### [Stated goal]
Pictures within the data are to be left out; everything else must be reproduced exactly.

### [Material supplied]
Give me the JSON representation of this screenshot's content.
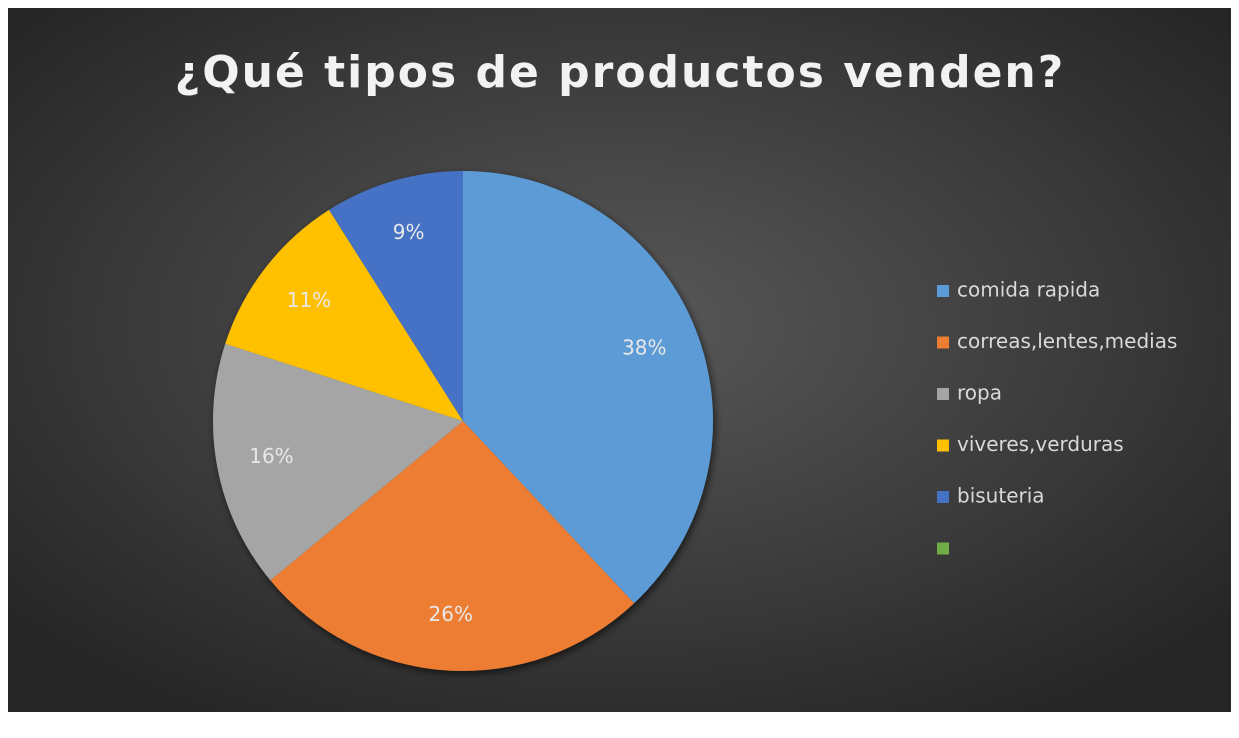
{
  "chart_data": {
    "type": "pie",
    "title": "¿Qué tipos de productos venden?",
    "categories": [
      "comida rapida",
      "correas,lentes,medias",
      "ropa",
      "viveres,verduras",
      "bisuteria",
      null
    ],
    "values": [
      38,
      26,
      16,
      11,
      9,
      0
    ],
    "value_labels": [
      "38%",
      "26%",
      "16%",
      "11%",
      "9%",
      null
    ],
    "colors": [
      "#5b9bd5",
      "#ed7d31",
      "#a5a5a5",
      "#ffc000",
      "#4472c4",
      "#70ad47"
    ],
    "legend": "right"
  }
}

### [Exercise solution]
Give me the JSON representation of this screenshot's content.
{
  "chart_data": {
    "type": "pie",
    "title": "¿Qué tipos de productos venden?",
    "categories": [
      "comida rapida",
      "correas,lentes,medias",
      "ropa",
      "viveres,verduras",
      "bisuteria",
      null
    ],
    "values": [
      38,
      26,
      16,
      11,
      9,
      0
    ],
    "value_labels": [
      "38%",
      "26%",
      "16%",
      "11%",
      "9%",
      null
    ],
    "colors": [
      "#5b9bd5",
      "#ed7d31",
      "#a5a5a5",
      "#ffc000",
      "#4472c4",
      "#70ad47"
    ],
    "legend": "right"
  }
}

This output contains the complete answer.